Work out how many lines of the records contain "France". Answer with the number and nothing else.

──────────

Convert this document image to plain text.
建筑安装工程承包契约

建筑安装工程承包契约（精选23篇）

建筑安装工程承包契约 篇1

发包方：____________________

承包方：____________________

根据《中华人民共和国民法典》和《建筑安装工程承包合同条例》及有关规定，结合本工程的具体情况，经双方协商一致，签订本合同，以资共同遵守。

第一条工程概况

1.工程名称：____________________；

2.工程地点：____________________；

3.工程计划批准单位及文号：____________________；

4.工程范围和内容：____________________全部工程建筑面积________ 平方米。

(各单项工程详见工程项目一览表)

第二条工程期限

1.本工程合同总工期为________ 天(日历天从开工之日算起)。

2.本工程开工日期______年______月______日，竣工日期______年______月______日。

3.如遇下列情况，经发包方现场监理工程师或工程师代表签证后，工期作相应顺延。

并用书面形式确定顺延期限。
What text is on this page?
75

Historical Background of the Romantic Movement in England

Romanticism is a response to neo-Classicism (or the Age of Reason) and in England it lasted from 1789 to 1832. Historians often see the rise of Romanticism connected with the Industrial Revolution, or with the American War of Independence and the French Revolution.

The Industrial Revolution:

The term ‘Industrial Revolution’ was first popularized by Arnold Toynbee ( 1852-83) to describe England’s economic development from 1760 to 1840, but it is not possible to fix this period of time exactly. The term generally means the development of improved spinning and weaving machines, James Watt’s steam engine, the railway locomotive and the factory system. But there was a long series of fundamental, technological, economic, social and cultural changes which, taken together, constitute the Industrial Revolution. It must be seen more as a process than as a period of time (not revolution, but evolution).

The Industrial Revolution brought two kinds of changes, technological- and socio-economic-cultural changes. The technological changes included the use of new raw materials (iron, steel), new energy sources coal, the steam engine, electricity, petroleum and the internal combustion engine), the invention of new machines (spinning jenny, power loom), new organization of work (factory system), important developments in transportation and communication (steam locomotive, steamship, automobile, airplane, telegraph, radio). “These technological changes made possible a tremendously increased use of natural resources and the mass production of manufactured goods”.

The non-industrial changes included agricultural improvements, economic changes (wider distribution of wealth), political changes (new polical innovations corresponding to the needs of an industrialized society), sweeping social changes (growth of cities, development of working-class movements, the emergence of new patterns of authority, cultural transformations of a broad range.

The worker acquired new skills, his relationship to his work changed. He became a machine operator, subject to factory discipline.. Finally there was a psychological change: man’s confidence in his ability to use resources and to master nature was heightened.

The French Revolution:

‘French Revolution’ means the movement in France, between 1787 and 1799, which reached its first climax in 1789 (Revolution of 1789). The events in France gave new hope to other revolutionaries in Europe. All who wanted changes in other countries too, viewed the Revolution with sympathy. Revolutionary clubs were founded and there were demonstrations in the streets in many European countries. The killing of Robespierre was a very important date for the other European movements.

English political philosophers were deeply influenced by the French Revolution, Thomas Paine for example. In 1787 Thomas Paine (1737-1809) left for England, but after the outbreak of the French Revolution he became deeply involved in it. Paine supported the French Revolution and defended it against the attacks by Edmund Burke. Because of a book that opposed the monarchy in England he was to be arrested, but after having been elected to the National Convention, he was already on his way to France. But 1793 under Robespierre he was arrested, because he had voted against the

──────────

§ Response for this exercise: 2